Dataset records
--- --- ---
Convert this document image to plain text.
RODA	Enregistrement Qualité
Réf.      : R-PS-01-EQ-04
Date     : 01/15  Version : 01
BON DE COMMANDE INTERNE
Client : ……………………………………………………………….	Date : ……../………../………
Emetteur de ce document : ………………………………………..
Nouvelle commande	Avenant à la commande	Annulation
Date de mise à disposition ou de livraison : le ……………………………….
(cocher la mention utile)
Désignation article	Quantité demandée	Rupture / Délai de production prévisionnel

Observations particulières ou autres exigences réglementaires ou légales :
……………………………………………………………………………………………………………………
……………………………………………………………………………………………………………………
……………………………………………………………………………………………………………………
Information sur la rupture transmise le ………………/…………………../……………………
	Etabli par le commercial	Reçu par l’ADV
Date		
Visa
--- --- ---
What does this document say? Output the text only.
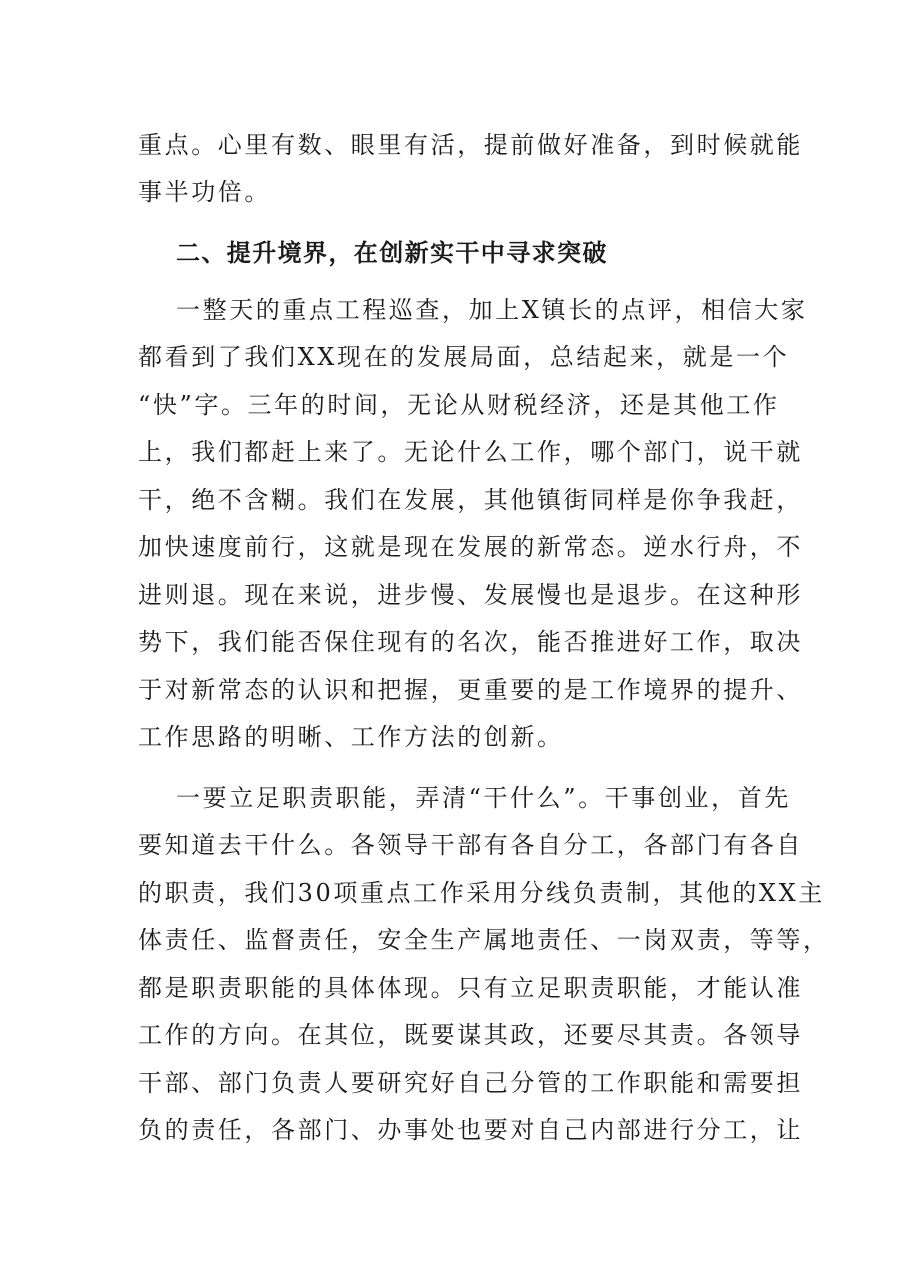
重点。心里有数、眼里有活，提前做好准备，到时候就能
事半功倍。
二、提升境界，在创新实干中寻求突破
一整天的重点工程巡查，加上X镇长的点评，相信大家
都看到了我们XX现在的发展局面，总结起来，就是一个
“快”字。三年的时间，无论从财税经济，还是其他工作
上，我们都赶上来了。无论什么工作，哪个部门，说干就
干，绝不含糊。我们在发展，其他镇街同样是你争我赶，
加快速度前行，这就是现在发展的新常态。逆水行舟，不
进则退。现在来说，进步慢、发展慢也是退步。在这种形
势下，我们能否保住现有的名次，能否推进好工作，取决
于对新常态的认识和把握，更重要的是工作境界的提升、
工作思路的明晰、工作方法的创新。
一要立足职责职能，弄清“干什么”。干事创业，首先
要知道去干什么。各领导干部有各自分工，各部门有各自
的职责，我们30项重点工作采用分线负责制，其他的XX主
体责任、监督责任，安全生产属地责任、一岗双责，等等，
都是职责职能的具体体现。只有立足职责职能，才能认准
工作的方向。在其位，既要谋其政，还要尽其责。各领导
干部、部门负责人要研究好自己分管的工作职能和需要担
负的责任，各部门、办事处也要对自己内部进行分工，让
--- --- ---
Work to complete
Extract from the data every line where "Date" shows up.

Finished exercise
Date     : 01/15  Version : 01
Client : ……………………………………………………………….	Date : ……../………../………
Date de mise à disposition ou de livraison : le ……………………………….
Date		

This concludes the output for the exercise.